Your objective ::
Write out the whole listing again, exactly.

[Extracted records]

┄┄┄┄┄┄

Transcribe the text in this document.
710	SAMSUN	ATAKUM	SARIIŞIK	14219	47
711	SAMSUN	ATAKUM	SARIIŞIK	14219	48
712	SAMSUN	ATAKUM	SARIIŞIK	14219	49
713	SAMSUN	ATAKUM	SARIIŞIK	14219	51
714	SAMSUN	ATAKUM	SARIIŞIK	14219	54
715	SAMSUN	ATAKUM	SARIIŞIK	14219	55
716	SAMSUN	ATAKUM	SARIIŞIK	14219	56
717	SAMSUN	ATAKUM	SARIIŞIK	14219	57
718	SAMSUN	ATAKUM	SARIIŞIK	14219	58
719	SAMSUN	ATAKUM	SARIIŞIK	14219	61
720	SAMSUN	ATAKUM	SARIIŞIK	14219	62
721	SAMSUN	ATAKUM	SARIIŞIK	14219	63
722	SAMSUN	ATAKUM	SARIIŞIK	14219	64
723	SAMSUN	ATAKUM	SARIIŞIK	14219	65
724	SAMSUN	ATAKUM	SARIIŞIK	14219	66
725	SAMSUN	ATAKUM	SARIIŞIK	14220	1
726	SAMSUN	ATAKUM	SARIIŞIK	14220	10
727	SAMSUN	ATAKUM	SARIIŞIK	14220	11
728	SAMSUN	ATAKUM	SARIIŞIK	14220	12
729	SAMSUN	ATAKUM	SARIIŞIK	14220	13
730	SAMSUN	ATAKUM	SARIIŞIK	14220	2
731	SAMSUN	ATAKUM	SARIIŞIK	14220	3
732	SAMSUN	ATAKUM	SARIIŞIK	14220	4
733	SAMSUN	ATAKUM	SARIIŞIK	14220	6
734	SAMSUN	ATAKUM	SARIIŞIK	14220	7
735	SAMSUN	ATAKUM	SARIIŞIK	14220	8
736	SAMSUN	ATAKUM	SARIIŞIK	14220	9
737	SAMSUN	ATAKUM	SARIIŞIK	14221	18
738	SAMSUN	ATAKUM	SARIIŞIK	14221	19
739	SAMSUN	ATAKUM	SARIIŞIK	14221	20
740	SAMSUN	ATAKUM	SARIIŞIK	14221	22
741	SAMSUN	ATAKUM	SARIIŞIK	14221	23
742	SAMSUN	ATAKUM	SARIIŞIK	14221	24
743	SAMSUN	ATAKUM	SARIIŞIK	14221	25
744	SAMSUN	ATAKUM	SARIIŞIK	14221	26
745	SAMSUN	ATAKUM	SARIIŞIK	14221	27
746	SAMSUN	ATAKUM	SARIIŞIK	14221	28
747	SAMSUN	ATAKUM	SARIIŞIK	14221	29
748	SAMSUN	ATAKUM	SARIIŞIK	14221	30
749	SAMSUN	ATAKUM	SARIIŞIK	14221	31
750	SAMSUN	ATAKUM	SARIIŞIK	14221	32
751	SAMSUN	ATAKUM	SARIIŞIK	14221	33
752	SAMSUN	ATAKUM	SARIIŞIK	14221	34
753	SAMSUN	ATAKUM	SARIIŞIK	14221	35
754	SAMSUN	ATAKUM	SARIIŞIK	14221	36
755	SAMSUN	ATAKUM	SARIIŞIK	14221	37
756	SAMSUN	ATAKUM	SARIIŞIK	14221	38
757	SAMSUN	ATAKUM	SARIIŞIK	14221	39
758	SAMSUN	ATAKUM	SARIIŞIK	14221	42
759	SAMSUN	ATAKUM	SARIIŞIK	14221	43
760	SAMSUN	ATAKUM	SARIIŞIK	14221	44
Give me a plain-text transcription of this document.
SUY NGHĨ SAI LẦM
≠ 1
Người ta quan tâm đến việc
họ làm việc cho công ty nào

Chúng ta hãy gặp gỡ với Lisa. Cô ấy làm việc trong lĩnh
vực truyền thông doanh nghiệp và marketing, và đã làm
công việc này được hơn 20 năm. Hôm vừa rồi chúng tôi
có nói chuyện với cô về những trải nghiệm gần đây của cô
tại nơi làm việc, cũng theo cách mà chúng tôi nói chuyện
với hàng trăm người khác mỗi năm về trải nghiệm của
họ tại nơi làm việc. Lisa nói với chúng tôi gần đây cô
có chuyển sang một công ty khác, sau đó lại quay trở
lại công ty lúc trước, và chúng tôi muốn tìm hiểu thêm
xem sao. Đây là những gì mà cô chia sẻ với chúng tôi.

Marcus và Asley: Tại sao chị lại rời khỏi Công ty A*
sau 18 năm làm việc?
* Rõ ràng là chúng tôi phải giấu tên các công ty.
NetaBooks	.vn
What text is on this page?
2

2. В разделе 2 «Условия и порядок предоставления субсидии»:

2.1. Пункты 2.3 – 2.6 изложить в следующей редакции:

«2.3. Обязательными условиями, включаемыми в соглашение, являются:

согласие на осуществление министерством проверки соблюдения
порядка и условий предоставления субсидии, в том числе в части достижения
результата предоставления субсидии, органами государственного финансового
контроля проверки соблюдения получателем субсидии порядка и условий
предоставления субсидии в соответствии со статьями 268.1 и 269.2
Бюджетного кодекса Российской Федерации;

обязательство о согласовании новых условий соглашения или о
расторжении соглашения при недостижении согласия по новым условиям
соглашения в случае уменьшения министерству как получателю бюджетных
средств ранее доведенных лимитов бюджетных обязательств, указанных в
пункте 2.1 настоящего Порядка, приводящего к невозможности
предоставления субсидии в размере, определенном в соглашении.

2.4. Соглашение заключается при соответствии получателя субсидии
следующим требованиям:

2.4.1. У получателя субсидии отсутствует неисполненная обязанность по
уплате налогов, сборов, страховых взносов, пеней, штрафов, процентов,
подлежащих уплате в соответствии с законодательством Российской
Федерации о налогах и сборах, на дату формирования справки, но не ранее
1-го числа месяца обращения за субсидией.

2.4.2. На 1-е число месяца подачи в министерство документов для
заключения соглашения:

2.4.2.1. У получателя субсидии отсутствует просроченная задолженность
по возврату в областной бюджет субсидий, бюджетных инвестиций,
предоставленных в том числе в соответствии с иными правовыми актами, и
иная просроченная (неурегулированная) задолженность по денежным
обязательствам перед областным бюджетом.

┄┄┄┄┄┄

Result of the task ::
Transcribe the text in this document.
710	SAMSUN	ATAKUM	SARIIŞIK	14219	47
711	SAMSUN	ATAKUM	SARIIŞIK	14219	48
712	SAMSUN	ATAKUM	SARIIŞIK	14219	49
713	SAMSUN	ATAKUM	SARIIŞIK	14219	51
714	SAMSUN	ATAKUM	SARIIŞIK	14219	54
715	SAMSUN	ATAKUM	SARIIŞIK	14219	55
716	SAMSUN	ATAKUM	SARIIŞIK	14219	56
717	SAMSUN	ATAKUM	SARIIŞIK	14219	57
718	SAMSUN	ATAKUM	SARIIŞIK	14219	58
719	SAMSUN	ATAKUM	SARIIŞIK	14219	61
720	SAMSUN	ATAKUM	SARIIŞIK	14219	62
721	SAMSUN	ATAKUM	SARIIŞIK	14219	63
722	SAMSUN	ATAKUM	SARIIŞIK	14219	64
723	SAMSUN	ATAKUM	SARIIŞIK	14219	65
724	SAMSUN	ATAKUM	SARIIŞIK	14219	66
725	SAMSUN	ATAKUM	SARIIŞIK	14220	1
726	SAMSUN	ATAKUM	SARIIŞIK	14220	10
727	SAMSUN	ATAKUM	SARIIŞIK	14220	11
728	SAMSUN	ATAKUM	SARIIŞIK	14220	12
729	SAMSUN	ATAKUM	SARIIŞIK	14220	13
730	SAMSUN	ATAKUM	SARIIŞIK	14220	2
731	SAMSUN	ATAKUM	SARIIŞIK	14220	3
732	SAMSUN	ATAKUM	SARIIŞIK	14220	4
733	SAMSUN	ATAKUM	SARIIŞIK	14220	6
734	SAMSUN	ATAKUM	SARIIŞIK	14220	7
735	SAMSUN	ATAKUM	SARIIŞIK	14220	8
736	SAMSUN	ATAKUM	SARIIŞIK	14220	9
737	SAMSUN	ATAKUM	SARIIŞIK	14221	18
738	SAMSUN	ATAKUM	SARIIŞIK	14221	19
739	SAMSUN	ATAKUM	SARIIŞIK	14221	20
740	SAMSUN	ATAKUM	SARIIŞIK	14221	22
741	SAMSUN	ATAKUM	SARIIŞIK	14221	23
742	SAMSUN	ATAKUM	SARIIŞIK	14221	24
743	SAMSUN	ATAKUM	SARIIŞIK	14221	25
744	SAMSUN	ATAKUM	SARIIŞIK	14221	26
745	SAMSUN	ATAKUM	SARIIŞIK	14221	27
746	SAMSUN	ATAKUM	SARIIŞIK	14221	28
747	SAMSUN	ATAKUM	SARIIŞIK	14221	29
748	SAMSUN	ATAKUM	SARIIŞIK	14221	30
749	SAMSUN	ATAKUM	SARIIŞIK	14221	31
750	SAMSUN	ATAKUM	SARIIŞIK	14221	32
751	SAMSUN	ATAKUM	SARIIŞIK	14221	33
752	SAMSUN	ATAKUM	SARIIŞIK	14221	34
753	SAMSUN	ATAKUM	SARIIŞIK	14221	35
754	SAMSUN	ATAKUM	SARIIŞIK	14221	36
755	SAMSUN	ATAKUM	SARIIŞIK	14221	37
756	SAMSUN	ATAKUM	SARIIŞIK	14221	38
757	SAMSUN	ATAKUM	SARIIŞIK	14221	39
758	SAMSUN	ATAKUM	SARIIŞIK	14221	42
759	SAMSUN	ATAKUM	SARIIŞIK	14221	43
760	SAMSUN	ATAKUM	SARIIŞIK	14221	44
Give me a plain-text transcription of this document.
SUY NGHĨ SAI LẦM
≠ 1
Người ta quan tâm đến việc
họ làm việc cho công ty nào

Chúng ta hãy gặp gỡ với Lisa. Cô ấy làm việc trong lĩnh
vực truyền thông doanh nghiệp và marketing, và đã làm
công việc này được hơn 20 năm. Hôm vừa rồi chúng tôi
có nói chuyện với cô về những trải nghiệm gần đây của cô
tại nơi làm việc, cũng theo cách mà chúng tôi nói chuyện
với hàng trăm người khác mỗi năm về trải nghiệm của
họ tại nơi làm việc. Lisa nói với chúng tôi gần đây cô
có chuyển sang một công ty khác, sau đó lại quay trở
lại công ty lúc trước, và chúng tôi muốn tìm hiểu thêm
xem sao. Đây là những gì mà cô chia sẻ với chúng tôi.

Marcus và Asley: Tại sao chị lại rời khỏi Công ty A*
sau 18 năm làm việc?
* Rõ ràng là chúng tôi phải giấu tên các công ty.
NetaBooks	.vn
What text is on this page?
2

2. В разделе 2 «Условия и порядок предоставления субсидии»:

2.1. Пункты 2.3 – 2.6 изложить в следующей редакции:

«2.3. Обязательными условиями, включаемыми в соглашение, являются:

согласие на осуществление министерством проверки соблюдения
порядка и условий предоставления субсидии, в том числе в части достижения
результата предоставления субсидии, органами государственного финансового
контроля проверки соблюдения получателем субсидии порядка и условий
предоставления субсидии в соответствии со статьями 268.1 и 269.2
Бюджетного кодекса Российской Федерации;

обязательство о согласовании новых условий соглашения или о
расторжении соглашения при недостижении согласия по новым условиям
соглашения в случае уменьшения министерству как получателю бюджетных
средств ранее доведенных лимитов бюджетных обязательств, указанных в
пункте 2.1 настоящего Порядка, приводящего к невозможности
предоставления субсидии в размере, определенном в соглашении.

2.4. Соглашение заключается при соответствии получателя субсидии
следующим требованиям:

2.4.1. У получателя субсидии отсутствует неисполненная обязанность по
уплате налогов, сборов, страховых взносов, пеней, штрафов, процентов,
подлежащих уплате в соответствии с законодательством Российской
Федерации о налогах и сборах, на дату формирования справки, но не ранее
1-го числа месяца обращения за субсидией.

2.4.2. На 1-е число месяца подачи в министерство документов для
заключения соглашения:

2.4.2.1. У получателя субсидии отсутствует просроченная задолженность
по возврату в областной бюджет субсидий, бюджетных инвестиций,
предоставленных в том числе в соответствии с иными правовыми актами, и
иная просроченная (неурегулированная) задолженность по денежным
обязательствам перед областным бюджетом.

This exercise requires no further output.